#### Records to use ####

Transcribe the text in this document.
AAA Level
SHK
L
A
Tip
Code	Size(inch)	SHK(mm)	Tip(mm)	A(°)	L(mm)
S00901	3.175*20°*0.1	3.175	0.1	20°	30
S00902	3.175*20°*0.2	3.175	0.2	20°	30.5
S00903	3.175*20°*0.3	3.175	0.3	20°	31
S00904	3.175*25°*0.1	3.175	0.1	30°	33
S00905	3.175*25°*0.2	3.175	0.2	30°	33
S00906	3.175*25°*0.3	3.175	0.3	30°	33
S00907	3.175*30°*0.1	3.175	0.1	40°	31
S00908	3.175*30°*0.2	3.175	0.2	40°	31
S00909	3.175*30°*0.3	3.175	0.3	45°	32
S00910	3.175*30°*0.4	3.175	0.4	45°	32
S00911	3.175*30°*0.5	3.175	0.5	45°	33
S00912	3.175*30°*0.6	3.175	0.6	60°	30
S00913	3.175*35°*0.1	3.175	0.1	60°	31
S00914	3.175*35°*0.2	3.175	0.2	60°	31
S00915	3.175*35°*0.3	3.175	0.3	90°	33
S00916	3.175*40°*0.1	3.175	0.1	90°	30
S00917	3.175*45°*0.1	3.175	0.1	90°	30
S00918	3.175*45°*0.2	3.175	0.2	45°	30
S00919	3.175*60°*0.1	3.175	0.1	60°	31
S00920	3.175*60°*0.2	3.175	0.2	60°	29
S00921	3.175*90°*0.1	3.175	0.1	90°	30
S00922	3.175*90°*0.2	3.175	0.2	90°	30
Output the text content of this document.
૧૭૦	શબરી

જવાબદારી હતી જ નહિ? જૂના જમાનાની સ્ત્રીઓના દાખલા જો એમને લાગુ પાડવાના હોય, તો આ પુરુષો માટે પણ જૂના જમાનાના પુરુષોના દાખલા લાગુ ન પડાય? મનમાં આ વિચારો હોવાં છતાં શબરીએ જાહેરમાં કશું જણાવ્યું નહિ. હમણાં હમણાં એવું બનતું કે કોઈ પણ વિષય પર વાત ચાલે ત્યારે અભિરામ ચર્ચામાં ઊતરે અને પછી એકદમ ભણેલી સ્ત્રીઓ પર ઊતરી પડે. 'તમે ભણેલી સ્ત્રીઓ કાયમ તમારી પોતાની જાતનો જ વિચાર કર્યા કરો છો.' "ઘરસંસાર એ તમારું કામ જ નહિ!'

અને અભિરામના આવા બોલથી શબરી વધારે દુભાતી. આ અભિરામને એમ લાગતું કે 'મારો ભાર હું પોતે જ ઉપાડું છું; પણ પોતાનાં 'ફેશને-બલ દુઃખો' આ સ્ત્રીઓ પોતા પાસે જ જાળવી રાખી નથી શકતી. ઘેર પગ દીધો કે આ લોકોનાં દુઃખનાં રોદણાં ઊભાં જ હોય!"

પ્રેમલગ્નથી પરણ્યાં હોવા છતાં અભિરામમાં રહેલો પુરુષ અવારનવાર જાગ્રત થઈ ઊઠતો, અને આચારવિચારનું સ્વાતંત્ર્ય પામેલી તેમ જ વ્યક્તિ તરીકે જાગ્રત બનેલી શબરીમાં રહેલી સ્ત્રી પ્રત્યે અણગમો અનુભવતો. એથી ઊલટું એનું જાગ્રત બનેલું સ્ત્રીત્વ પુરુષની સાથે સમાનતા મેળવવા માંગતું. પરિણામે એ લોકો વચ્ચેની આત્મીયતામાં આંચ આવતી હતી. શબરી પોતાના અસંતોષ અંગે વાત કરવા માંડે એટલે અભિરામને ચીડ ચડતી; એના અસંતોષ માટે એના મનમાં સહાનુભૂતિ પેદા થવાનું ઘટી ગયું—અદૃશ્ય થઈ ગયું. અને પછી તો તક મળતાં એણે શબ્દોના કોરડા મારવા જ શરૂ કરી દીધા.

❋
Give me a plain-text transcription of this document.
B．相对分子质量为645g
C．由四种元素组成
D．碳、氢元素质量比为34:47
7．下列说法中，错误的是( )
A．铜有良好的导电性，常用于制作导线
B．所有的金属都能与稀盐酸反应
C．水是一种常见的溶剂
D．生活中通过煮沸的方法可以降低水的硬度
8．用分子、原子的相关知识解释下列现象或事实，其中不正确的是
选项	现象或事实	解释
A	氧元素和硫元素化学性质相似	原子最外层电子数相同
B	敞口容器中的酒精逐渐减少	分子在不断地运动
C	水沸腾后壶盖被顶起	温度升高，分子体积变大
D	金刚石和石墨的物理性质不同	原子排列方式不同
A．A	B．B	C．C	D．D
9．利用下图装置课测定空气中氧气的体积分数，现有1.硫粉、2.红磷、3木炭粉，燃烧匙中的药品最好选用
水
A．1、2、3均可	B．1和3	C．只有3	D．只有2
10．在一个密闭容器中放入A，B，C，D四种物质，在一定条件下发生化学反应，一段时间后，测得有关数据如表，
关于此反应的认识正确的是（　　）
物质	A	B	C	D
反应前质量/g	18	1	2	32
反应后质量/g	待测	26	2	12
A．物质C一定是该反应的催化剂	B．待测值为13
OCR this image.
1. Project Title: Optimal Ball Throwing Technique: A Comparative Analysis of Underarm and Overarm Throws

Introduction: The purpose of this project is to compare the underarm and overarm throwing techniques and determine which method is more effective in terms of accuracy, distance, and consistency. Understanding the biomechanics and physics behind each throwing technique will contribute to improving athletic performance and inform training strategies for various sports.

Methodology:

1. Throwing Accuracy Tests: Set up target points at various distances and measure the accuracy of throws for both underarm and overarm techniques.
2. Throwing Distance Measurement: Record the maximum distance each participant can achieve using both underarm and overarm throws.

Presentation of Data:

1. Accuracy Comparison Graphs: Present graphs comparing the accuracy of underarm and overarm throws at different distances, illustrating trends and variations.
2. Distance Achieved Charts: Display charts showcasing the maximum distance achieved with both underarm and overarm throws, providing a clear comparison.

####

Each line of the listing above should be output exactly.

Transcribe the text in this document.
AAA Level
SHK
L
A
Tip
Code	Size(inch)	SHK(mm)	Tip(mm)	A(°)	L(mm)
S00901	3.175*20°*0.1	3.175	0.1	20°	30
S00902	3.175*20°*0.2	3.175	0.2	20°	30.5
S00903	3.175*20°*0.3	3.175	0.3	20°	31
S00904	3.175*25°*0.1	3.175	0.1	30°	33
S00905	3.175*25°*0.2	3.175	0.2	30°	33
S00906	3.175*25°*0.3	3.175	0.3	30°	33
S00907	3.175*30°*0.1	3.175	0.1	40°	31
S00908	3.175*30°*0.2	3.175	0.2	40°	31
S00909	3.175*30°*0.3	3.175	0.3	45°	32
S00910	3.175*30°*0.4	3.175	0.4	45°	32
S00911	3.175*30°*0.5	3.175	0.5	45°	33
S00912	3.175*30°*0.6	3.175	0.6	60°	30
S00913	3.175*35°*0.1	3.175	0.1	60°	31
S00914	3.175*35°*0.2	3.175	0.2	60°	31
S00915	3.175*35°*0.3	3.175	0.3	90°	33
S00916	3.175*40°*0.1	3.175	0.1	90°	30
S00917	3.175*45°*0.1	3.175	0.1	90°	30
S00918	3.175*45°*0.2	3.175	0.2	45°	30
S00919	3.175*60°*0.1	3.175	0.1	60°	31
S00920	3.175*60°*0.2	3.175	0.2	60°	29
S00921	3.175*90°*0.1	3.175	0.1	90°	30
S00922	3.175*90°*0.2	3.175	0.2	90°	30
Output the text content of this document.
૧૭૦	શબરી

જવાબદારી હતી જ નહિ? જૂના જમાનાની સ્ત્રીઓના દાખલા જો એમને લાગુ પાડવાના હોય, તો આ પુરુષો માટે પણ જૂના જમાનાના પુરુષોના દાખલા લાગુ ન પડાય? મનમાં આ વિચારો હોવાં છતાં શબરીએ જાહેરમાં કશું જણાવ્યું નહિ. હમણાં હમણાં એવું બનતું કે કોઈ પણ વિષય પર વાત ચાલે ત્યારે અભિરામ ચર્ચામાં ઊતરે અને પછી એકદમ ભણેલી સ્ત્રીઓ પર ઊતરી પડે. 'તમે ભણેલી સ્ત્રીઓ કાયમ તમારી પોતાની જાતનો જ વિચાર કર્યા કરો છો.' "ઘરસંસાર એ તમારું કામ જ નહિ!'

અને અભિરામના આવા બોલથી શબરી વધારે દુભાતી. આ અભિરામને એમ લાગતું કે 'મારો ભાર હું પોતે જ ઉપાડું છું; પણ પોતાનાં 'ફેશને-બલ દુઃખો' આ સ્ત્રીઓ પોતા પાસે જ જાળવી રાખી નથી શકતી. ઘેર પગ દીધો કે આ લોકોનાં દુઃખનાં રોદણાં ઊભાં જ હોય!"

પ્રેમલગ્નથી પરણ્યાં હોવા છતાં અભિરામમાં રહેલો પુરુષ અવારનવાર જાગ્રત થઈ ઊઠતો, અને આચારવિચારનું સ્વાતંત્ર્ય પામેલી તેમ જ વ્યક્તિ તરીકે જાગ્રત બનેલી શબરીમાં રહેલી સ્ત્રી પ્રત્યે અણગમો અનુભવતો. એથી ઊલટું એનું જાગ્રત બનેલું સ્ત્રીત્વ પુરુષની સાથે સમાનતા મેળવવા માંગતું. પરિણામે એ લોકો વચ્ચેની આત્મીયતામાં આંચ આવતી હતી. શબરી પોતાના અસંતોષ અંગે વાત કરવા માંડે એટલે અભિરામને ચીડ ચડતી; એના અસંતોષ માટે એના મનમાં સહાનુભૂતિ પેદા થવાનું ઘટી ગયું—અદૃશ્ય થઈ ગયું. અને પછી તો તક મળતાં એણે શબ્દોના કોરડા મારવા જ શરૂ કરી દીધા.

❋
Give me a plain-text transcription of this document.
B．相对分子质量为645g
C．由四种元素组成
D．碳、氢元素质量比为34:47
7．下列说法中，错误的是( )
A．铜有良好的导电性，常用于制作导线
B．所有的金属都能与稀盐酸反应
C．水是一种常见的溶剂
D．生活中通过煮沸的方法可以降低水的硬度
8．用分子、原子的相关知识解释下列现象或事实，其中不正确的是
选项	现象或事实	解释
A	氧元素和硫元素化学性质相似	原子最外层电子数相同
B	敞口容器中的酒精逐渐减少	分子在不断地运动
C	水沸腾后壶盖被顶起	温度升高，分子体积变大
D	金刚石和石墨的物理性质不同	原子排列方式不同
A．A	B．B	C．C	D．D
9．利用下图装置课测定空气中氧气的体积分数，现有1.硫粉、2.红磷、3木炭粉，燃烧匙中的药品最好选用
水
A．1、2、3均可	B．1和3	C．只有3	D．只有2
10．在一个密闭容器中放入A，B，C，D四种物质，在一定条件下发生化学反应，一段时间后，测得有关数据如表，
关于此反应的认识正确的是（　　）
物质	A	B	C	D
反应前质量/g	18	1	2	32
反应后质量/g	待测	26	2	12
A．物质C一定是该反应的催化剂	B．待测值为13
OCR this image.
1. Project Title: Optimal Ball Throwing Technique: A Comparative Analysis of Underarm and Overarm Throws

Introduction: The purpose of this project is to compare the underarm and overarm throwing techniques and determine which method is more effective in terms of accuracy, distance, and consistency. Understanding the biomechanics and physics behind each throwing technique will contribute to improving athletic performance and inform training strategies for various sports.

Methodology:

1. Throwing Accuracy Tests: Set up target points at various distances and measure the accuracy of throws for both underarm and overarm techniques.
2. Throwing Distance Measurement: Record the maximum distance each participant can achieve using both underarm and overarm throws.

Presentation of Data:

1. Accuracy Comparison Graphs: Present graphs comparing the accuracy of underarm and overarm throws at different distances, illustrating trends and variations.
2. Distance Achieved Charts: Display charts showcasing the maximum distance achieved with both underarm and overarm throws, providing a clear comparison.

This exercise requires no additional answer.